**TASK REQUIREMENTS:** Locate every line below that contains the word "Read" and copy it.

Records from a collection

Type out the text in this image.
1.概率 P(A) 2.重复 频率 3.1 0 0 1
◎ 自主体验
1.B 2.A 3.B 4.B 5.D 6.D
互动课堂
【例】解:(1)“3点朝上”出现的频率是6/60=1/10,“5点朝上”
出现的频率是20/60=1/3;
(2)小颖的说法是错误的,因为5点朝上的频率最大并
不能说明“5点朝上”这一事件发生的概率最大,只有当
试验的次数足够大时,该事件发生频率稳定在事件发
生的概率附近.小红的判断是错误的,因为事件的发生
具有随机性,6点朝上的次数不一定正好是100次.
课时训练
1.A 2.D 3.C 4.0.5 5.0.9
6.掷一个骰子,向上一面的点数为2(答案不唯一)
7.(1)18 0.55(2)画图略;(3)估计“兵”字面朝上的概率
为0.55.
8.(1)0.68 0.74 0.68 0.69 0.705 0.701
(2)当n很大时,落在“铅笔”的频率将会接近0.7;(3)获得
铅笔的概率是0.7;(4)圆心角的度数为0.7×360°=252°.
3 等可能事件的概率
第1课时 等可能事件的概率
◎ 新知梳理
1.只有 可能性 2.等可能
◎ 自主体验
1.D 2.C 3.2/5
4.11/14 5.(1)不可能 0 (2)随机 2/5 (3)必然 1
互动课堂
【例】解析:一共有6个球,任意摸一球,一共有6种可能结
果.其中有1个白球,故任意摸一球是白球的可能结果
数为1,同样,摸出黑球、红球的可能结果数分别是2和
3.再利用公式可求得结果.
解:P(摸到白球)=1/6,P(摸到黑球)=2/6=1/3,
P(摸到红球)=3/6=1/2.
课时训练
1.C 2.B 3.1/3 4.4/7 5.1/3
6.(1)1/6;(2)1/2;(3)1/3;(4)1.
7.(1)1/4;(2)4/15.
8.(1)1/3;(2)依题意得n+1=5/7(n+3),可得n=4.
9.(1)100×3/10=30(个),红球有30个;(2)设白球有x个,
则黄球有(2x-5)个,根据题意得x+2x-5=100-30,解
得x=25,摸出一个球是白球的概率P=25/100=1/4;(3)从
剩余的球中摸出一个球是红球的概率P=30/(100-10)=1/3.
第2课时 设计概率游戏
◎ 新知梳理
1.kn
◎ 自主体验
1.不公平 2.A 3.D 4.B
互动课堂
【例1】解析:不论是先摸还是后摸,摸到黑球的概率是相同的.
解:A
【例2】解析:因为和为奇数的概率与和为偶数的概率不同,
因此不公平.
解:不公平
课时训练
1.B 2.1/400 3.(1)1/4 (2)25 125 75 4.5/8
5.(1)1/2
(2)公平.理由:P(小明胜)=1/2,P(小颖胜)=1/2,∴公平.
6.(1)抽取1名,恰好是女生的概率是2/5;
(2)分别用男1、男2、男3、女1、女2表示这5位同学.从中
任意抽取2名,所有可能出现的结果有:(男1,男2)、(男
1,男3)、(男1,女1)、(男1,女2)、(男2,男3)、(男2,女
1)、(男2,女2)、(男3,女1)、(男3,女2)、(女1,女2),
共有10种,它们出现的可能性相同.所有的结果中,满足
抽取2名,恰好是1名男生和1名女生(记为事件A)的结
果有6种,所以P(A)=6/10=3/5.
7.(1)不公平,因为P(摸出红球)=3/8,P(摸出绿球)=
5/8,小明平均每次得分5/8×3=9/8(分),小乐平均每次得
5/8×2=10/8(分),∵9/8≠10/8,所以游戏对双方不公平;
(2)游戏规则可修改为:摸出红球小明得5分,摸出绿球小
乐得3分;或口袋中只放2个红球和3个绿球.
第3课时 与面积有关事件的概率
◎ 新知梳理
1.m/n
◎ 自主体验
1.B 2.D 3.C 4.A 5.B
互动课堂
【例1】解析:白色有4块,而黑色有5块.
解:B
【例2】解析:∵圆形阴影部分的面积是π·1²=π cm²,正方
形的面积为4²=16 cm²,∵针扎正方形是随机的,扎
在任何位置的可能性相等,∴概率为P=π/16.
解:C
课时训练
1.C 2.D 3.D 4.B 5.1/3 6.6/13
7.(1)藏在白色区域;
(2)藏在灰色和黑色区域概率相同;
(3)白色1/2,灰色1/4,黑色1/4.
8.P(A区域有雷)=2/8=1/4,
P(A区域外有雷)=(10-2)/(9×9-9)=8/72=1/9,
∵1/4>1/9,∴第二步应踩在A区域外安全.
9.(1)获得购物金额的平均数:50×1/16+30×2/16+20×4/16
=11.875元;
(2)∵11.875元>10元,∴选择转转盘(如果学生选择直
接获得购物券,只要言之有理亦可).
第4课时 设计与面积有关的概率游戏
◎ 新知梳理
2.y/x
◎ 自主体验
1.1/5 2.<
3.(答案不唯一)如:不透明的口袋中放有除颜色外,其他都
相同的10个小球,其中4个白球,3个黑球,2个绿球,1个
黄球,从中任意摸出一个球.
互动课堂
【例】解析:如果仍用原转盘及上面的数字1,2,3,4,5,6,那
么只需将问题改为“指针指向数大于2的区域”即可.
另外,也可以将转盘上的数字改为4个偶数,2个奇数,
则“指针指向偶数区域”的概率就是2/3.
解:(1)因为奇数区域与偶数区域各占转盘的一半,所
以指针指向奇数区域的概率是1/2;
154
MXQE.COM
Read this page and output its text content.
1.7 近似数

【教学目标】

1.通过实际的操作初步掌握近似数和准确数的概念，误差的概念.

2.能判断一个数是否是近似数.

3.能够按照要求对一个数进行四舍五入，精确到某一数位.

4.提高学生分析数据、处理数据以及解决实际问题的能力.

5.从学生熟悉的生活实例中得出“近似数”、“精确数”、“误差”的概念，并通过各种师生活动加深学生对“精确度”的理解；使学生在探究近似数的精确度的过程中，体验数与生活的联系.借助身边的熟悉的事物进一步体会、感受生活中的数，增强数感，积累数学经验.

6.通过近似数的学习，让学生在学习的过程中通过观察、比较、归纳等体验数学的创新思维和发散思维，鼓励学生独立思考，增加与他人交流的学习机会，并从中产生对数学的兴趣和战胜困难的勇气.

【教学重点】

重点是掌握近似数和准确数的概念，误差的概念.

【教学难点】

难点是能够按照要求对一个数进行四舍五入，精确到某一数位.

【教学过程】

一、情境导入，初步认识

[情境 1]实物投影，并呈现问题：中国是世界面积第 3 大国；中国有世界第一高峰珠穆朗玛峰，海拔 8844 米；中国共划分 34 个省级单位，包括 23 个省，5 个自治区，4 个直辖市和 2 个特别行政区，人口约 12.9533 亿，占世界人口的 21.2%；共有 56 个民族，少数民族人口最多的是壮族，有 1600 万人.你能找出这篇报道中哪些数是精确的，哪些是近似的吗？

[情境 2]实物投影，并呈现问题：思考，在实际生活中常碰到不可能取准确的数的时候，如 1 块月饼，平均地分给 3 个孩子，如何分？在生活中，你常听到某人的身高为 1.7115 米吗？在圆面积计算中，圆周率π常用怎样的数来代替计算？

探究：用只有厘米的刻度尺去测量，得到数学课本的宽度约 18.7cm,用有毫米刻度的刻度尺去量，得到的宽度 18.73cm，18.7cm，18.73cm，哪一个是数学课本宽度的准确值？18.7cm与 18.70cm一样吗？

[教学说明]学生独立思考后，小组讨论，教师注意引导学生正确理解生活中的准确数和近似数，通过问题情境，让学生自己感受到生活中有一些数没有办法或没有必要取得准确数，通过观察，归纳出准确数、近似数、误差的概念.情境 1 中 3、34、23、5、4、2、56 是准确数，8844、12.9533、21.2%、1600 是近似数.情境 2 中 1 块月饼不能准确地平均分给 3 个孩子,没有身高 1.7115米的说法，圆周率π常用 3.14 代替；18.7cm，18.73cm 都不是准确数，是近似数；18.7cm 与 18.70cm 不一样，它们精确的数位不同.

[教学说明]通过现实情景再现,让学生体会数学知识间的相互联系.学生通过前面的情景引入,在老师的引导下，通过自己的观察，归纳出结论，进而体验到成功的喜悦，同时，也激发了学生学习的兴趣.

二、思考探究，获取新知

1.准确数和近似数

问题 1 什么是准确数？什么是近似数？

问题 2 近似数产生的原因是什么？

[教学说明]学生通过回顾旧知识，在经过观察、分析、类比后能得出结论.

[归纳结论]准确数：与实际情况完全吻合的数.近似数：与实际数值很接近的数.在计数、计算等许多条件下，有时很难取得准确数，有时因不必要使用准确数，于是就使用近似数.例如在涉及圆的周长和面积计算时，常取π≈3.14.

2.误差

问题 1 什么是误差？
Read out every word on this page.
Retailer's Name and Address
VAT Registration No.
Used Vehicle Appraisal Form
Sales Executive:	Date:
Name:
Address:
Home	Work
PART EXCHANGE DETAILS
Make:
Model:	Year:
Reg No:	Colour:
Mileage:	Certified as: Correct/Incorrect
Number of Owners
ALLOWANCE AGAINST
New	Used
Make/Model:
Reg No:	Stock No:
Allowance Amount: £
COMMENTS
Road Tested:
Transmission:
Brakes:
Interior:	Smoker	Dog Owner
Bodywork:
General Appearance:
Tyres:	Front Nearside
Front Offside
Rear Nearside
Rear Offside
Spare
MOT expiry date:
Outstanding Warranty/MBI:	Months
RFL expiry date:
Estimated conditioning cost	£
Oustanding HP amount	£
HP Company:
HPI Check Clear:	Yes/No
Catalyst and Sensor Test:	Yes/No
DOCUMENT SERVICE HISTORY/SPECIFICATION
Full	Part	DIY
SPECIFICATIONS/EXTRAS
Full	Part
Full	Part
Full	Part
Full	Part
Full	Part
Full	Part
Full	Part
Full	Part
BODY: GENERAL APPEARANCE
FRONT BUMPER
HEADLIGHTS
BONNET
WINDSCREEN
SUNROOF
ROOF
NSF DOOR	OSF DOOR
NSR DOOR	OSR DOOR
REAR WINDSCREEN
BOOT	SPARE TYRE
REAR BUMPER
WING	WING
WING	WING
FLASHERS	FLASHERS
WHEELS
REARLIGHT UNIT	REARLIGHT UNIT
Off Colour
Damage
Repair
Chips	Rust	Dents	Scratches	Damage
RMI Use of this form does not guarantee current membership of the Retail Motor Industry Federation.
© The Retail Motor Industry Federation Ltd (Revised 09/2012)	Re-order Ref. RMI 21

**FINAL ANSWER:**
Read this page and output its text content.
Read out every word on this page.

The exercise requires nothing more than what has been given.